___ RAW RECORDS

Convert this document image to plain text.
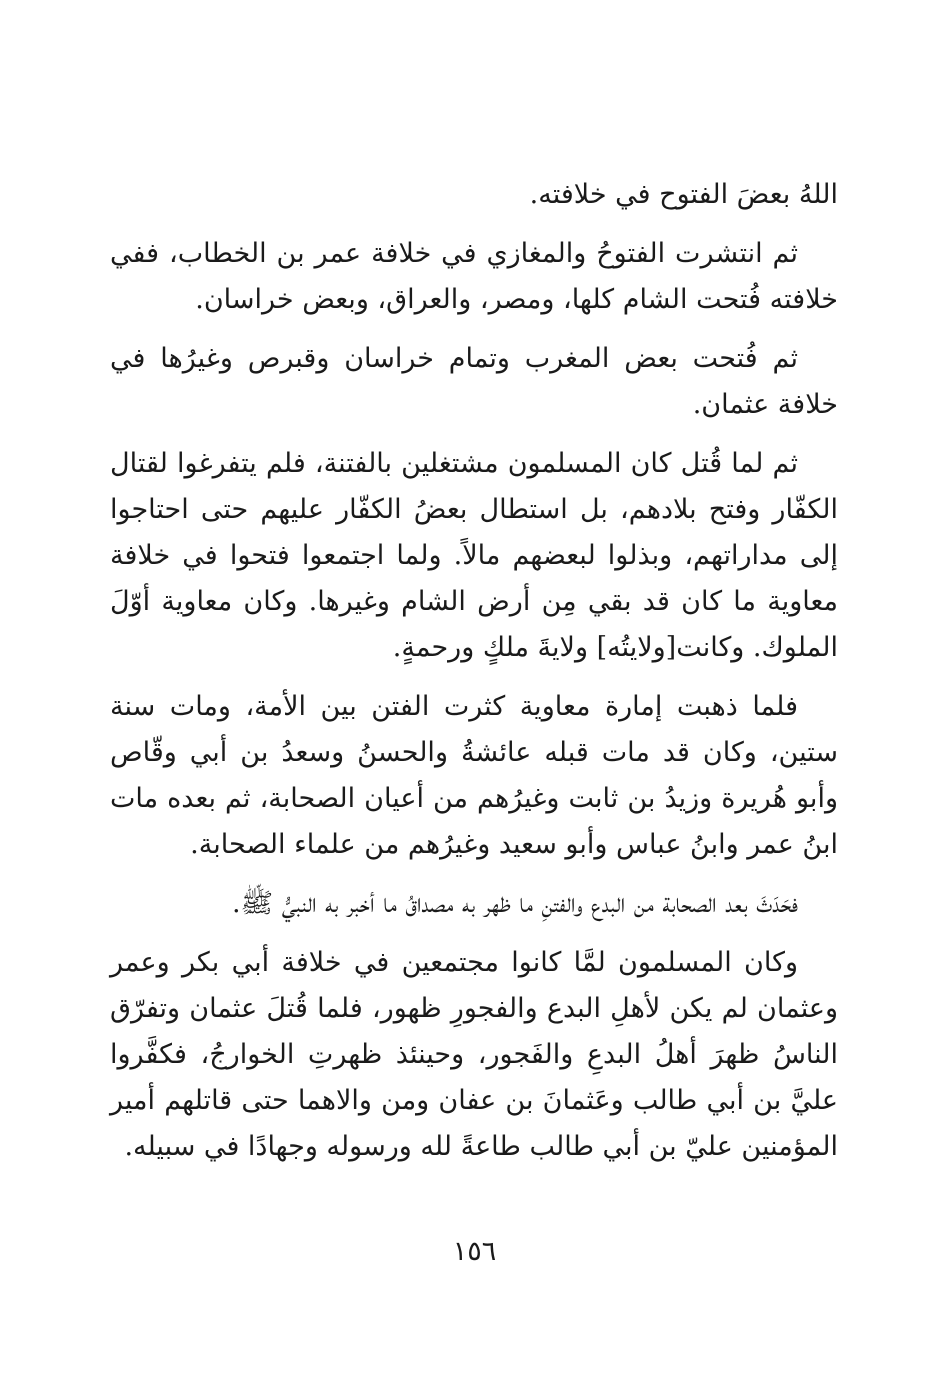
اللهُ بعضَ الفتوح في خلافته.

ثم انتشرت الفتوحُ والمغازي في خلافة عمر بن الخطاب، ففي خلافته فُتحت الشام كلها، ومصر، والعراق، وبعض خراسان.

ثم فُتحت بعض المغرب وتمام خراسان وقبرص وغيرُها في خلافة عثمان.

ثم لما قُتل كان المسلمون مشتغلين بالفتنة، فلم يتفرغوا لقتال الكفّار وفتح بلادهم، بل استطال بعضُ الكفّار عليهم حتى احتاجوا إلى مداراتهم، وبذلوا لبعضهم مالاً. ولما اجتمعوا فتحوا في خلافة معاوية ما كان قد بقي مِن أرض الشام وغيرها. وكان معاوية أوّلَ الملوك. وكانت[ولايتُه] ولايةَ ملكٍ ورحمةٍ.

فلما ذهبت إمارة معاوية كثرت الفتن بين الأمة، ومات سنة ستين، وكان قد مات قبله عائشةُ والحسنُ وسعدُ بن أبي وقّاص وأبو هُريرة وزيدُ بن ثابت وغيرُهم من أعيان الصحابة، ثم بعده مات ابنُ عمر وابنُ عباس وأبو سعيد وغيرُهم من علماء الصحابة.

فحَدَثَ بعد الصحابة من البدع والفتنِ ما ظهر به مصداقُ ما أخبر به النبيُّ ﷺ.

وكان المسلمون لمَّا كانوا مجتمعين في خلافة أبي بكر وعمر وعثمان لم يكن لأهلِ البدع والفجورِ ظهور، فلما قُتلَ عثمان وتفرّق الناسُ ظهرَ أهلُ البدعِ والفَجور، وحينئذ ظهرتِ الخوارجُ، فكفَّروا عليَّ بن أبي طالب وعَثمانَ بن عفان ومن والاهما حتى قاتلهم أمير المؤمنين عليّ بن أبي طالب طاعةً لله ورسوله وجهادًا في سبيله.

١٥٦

______

**TASK PROMPT**
List each line holding the string "خلافته".

**WRITTEN SOLUTION**
اللهُ بعضَ الفتوح في خلافته.
ثم انتشرت الفتوحُ والمغازي في خلافة عمر بن الخطاب، ففي خلافته فُتحت الشام كلها، ومصر، والعراق، وبعض خراسان.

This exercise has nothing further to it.